DIRECTIONS FOR THIS TASK: Make an exact copy of the listing below.

EXCERPTED DATA:
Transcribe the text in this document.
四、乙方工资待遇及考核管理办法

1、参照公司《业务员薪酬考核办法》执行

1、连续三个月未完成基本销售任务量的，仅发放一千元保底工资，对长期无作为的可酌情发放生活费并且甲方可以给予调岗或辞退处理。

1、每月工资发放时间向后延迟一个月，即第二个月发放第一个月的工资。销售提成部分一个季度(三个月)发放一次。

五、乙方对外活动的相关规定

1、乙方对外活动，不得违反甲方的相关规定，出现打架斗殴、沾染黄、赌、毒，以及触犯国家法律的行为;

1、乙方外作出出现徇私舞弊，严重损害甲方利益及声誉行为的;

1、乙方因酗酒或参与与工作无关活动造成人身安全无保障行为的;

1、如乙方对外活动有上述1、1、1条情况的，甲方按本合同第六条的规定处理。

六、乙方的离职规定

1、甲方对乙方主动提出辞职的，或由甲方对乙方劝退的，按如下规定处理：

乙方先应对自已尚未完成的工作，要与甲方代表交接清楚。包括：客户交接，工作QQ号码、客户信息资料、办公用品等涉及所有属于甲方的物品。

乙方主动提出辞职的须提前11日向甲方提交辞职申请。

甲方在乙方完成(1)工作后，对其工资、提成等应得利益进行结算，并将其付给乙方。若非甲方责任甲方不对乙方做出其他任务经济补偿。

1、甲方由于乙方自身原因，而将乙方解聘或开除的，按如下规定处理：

OUTPUT FOR THIS EXERCISE:
Transcribe the text in this document.
四、乙方工资待遇及考核管理办法

1、参照公司《业务员薪酬考核办法》执行

1、连续三个月未完成基本销售任务量的，仅发放一千元保底工资，对长期无作为的可酌情发放生活费并且甲方可以给予调岗或辞退处理。

1、每月工资发放时间向后延迟一个月，即第二个月发放第一个月的工资。销售提成部分一个季度(三个月)发放一次。

五、乙方对外活动的相关规定

1、乙方对外活动，不得违反甲方的相关规定，出现打架斗殴、沾染黄、赌、毒，以及触犯国家法律的行为;

1、乙方外作出出现徇私舞弊，严重损害甲方利益及声誉行为的;

1、乙方因酗酒或参与与工作无关活动造成人身安全无保障行为的;

1、如乙方对外活动有上述1、1、1条情况的，甲方按本合同第六条的规定处理。

六、乙方的离职规定

1、甲方对乙方主动提出辞职的，或由甲方对乙方劝退的，按如下规定处理：

乙方先应对自已尚未完成的工作，要与甲方代表交接清楚。包括：客户交接，工作QQ号码、客户信息资料、办公用品等涉及所有属于甲方的物品。

乙方主动提出辞职的须提前11日向甲方提交辞职申请。

甲方在乙方完成(1)工作后，对其工资、提成等应得利益进行结算，并将其付给乙方。若非甲方责任甲方不对乙方做出其他任务经济补偿。

1、甲方由于乙方自身原因，而将乙方解聘或开除的，按如下规定处理：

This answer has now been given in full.